**WORK TO BE COMPLETED:**
Filter the records below down to lines containing "this".

Data entries:
++++++++++++++++++++

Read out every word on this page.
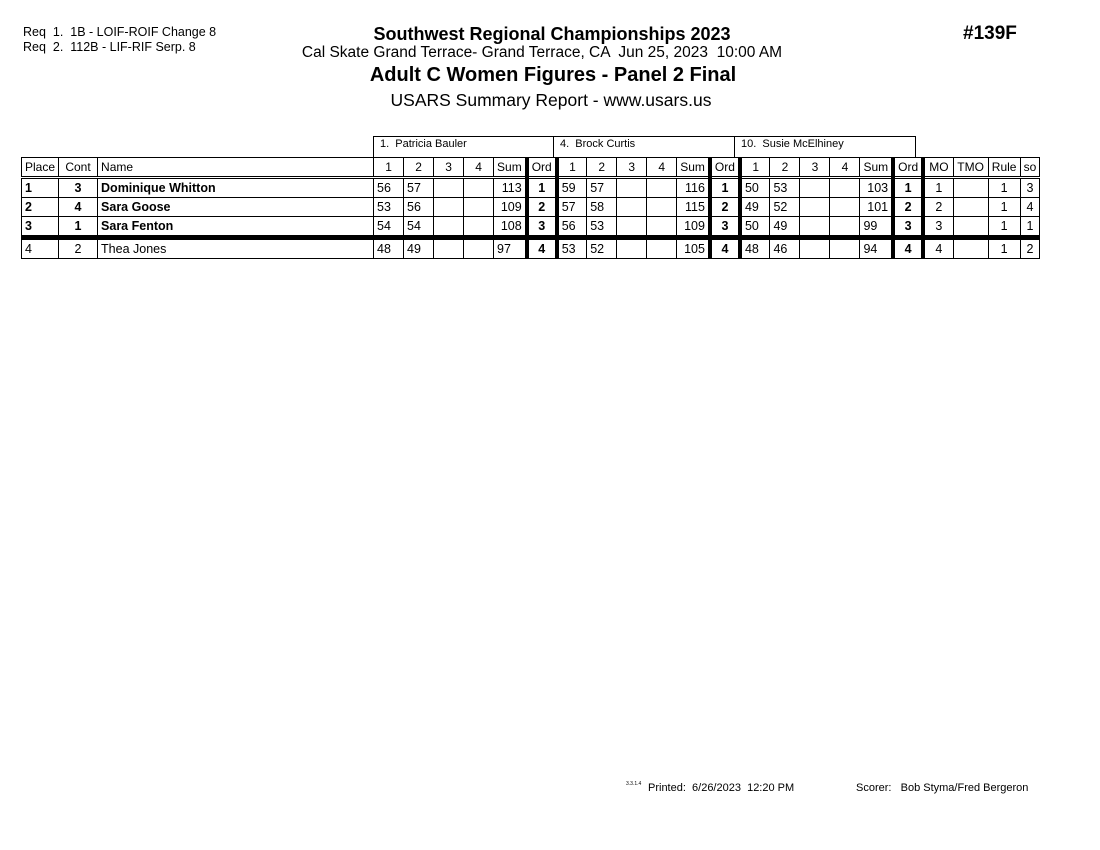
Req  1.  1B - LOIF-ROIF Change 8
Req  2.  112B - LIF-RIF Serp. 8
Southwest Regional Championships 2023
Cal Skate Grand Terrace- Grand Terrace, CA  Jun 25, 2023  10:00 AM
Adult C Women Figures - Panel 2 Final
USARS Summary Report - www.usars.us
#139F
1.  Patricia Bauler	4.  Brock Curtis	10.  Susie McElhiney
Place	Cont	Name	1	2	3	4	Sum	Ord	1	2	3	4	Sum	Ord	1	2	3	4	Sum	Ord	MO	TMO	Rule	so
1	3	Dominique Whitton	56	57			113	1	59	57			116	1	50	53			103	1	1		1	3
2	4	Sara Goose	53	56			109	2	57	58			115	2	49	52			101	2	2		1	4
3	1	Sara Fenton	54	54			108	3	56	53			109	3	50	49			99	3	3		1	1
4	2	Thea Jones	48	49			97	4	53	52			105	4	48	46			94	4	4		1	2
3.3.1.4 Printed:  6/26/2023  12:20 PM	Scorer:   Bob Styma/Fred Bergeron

++++++++++++++++++++

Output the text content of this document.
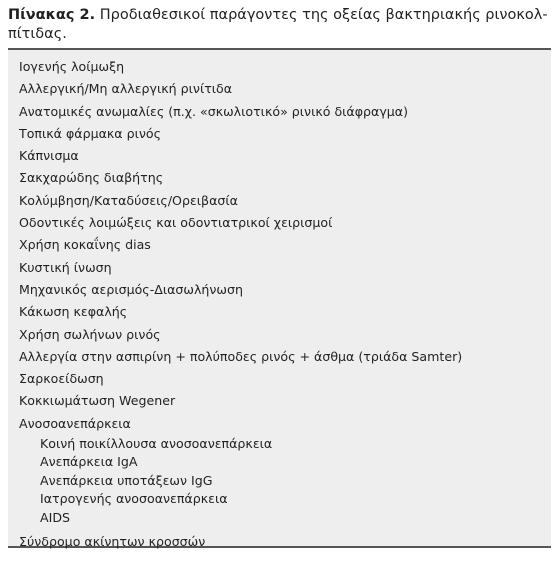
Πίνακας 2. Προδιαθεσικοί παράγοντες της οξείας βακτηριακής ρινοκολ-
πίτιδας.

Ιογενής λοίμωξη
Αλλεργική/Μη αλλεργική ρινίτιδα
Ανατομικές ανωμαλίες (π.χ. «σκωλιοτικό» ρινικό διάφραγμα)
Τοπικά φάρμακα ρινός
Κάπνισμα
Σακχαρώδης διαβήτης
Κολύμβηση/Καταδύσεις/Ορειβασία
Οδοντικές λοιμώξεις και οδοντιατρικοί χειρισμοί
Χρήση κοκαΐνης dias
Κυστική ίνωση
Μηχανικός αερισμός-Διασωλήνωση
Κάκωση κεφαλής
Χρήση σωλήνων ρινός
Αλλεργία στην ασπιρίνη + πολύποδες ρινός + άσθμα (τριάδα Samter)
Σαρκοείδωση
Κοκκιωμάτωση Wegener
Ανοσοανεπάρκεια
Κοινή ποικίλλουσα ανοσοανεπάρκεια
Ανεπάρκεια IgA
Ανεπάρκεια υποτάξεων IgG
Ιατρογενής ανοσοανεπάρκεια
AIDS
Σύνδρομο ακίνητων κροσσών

++++++++++++++++++++

**CORRECT RESPONSE:**
Read out every word on this page.
Output the text content of this document.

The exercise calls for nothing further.